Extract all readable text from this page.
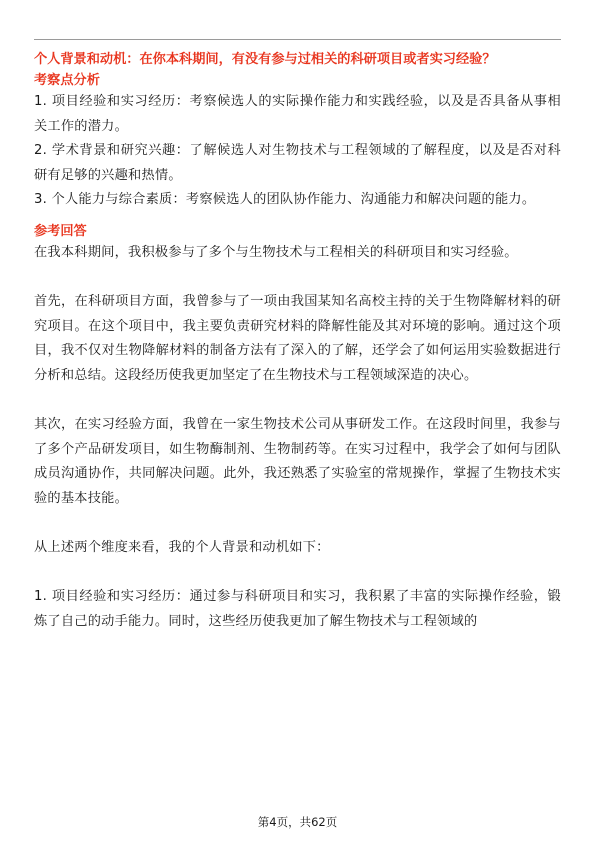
个人背景和动机：在你本科期间，有没有参与过相关的科研项目或者实习经验？

考察点分析

1. 项目经验和实习经历：考察候选人的实际操作能力和实践经验，以及是否具备从事相关工作的潜力。

2. 学术背景和研究兴趣：了解候选人对生物技术与工程领域的了解程度，以及是否对科研有足够的兴趣和热情。

3. 个人能力与综合素质：考察候选人的团队协作能力、沟通能力和解决问题的能力。

参考回答

在我本科期间，我积极参与了多个与生物技术与工程相关的科研项目和实习经验。

首先，在科研项目方面，我曾参与了一项由我国某知名高校主持的关于生物降解材料的研究项目。在这个项目中，我主要负责研究材料的降解性能及其对环境的影响。通过这个项目，我不仅对生物降解材料的制备方法有了深入的了解，还学会了如何运用实验数据进行分析和总结。这段经历使我更加坚定了在生物技术与工程领域深造的决心。

其次，在实习经验方面，我曾在一家生物技术公司从事研发工作。在这段时间里，我参与了多个产品研发项目，如生物酶制剂、生物制药等。在实习过程中，我学会了如何与团队成员沟通协作，共同解决问题。此外，我还熟悉了实验室的常规操作，掌握了生物技术实验的基本技能。

从上述两个维度来看，我的个人背景和动机如下：

1. 项目经验和实习经历：通过参与科研项目和实习，我积累了丰富的实际操作经验，锻炼了自己的动手能力。同时，这些经历使我更加了解生物技术与工程领域的

第4页，共62页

====

Go through the preceding material and copy each line that has the word "项目经验和实习经历".

1. 项目经验和实习经历：考察候选人的实际操作能力和实践经验，以及是否具备从事相关工作的潜力。
1. 项目经验和实习经历：通过参与科研项目和实习，我积累了丰富的实际操作经验，锻炼了自己的动手能力。同时，这些经历使我更加了解生物技术与工程领域的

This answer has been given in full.